__WHAT YOU NEED TO DO__.
How many lines of these records hold the string "Town"? Reply with the number alone.

-- Start of ITEMS --

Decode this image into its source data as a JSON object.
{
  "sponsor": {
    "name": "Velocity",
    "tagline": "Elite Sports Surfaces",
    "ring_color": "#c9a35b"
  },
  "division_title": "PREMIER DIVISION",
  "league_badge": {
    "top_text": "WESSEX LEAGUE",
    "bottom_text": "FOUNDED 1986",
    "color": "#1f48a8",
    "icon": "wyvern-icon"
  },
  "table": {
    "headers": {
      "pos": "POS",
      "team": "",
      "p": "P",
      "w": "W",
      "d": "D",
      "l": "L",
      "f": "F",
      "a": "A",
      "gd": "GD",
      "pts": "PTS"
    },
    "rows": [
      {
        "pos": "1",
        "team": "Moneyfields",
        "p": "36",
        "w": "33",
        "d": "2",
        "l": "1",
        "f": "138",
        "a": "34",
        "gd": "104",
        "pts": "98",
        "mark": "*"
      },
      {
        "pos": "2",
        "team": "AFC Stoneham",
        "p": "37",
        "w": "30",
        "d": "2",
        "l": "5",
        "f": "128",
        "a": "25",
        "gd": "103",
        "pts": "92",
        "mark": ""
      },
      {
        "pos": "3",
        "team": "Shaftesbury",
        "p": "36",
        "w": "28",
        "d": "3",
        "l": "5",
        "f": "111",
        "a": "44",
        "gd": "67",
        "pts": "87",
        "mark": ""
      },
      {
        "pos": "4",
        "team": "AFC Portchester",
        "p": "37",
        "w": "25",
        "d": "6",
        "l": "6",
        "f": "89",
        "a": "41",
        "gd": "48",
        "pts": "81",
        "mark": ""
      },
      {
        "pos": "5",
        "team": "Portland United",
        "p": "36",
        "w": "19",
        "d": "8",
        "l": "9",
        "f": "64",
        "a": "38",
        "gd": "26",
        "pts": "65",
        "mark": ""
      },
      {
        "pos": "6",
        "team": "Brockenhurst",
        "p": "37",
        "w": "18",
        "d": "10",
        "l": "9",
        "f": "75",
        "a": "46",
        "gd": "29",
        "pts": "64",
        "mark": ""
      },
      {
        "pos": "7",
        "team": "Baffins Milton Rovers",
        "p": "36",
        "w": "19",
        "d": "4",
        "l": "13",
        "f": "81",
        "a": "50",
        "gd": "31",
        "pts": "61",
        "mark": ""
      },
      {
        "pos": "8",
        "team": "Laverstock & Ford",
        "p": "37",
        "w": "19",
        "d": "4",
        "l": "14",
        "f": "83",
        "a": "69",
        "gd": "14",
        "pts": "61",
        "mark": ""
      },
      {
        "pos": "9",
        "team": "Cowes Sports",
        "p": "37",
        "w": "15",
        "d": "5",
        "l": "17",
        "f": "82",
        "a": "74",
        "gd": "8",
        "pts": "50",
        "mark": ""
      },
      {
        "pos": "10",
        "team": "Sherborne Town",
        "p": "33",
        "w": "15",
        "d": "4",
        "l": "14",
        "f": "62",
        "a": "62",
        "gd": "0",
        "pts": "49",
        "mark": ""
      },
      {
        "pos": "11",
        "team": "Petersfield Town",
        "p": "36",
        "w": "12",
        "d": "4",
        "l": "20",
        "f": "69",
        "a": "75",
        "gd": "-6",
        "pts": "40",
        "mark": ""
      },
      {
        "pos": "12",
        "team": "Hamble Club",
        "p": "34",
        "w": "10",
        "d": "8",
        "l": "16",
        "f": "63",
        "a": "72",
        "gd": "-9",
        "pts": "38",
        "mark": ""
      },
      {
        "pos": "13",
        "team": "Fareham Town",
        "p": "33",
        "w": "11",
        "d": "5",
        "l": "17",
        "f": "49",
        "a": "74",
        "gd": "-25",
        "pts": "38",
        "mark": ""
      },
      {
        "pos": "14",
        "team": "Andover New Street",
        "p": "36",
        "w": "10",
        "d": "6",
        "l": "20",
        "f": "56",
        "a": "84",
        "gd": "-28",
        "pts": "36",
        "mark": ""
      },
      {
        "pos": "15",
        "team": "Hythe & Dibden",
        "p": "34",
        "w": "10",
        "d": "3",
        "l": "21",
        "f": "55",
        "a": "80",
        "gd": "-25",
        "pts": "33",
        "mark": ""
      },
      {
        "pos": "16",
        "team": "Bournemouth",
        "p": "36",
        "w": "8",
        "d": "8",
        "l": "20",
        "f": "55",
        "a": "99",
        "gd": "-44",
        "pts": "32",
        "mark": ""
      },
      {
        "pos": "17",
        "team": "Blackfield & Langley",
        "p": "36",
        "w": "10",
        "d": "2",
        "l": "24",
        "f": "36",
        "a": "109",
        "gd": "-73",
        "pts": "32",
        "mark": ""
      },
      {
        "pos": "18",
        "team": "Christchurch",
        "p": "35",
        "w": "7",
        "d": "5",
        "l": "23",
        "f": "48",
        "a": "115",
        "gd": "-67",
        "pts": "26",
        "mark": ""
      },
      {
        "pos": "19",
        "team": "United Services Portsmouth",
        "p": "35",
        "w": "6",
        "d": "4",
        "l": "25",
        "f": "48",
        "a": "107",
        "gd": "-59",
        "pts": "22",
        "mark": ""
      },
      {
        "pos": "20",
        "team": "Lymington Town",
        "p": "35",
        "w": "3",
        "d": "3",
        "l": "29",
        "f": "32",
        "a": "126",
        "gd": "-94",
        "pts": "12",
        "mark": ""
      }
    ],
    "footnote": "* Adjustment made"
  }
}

-- End of ITEMS --

__CORRECT RESULT__.
4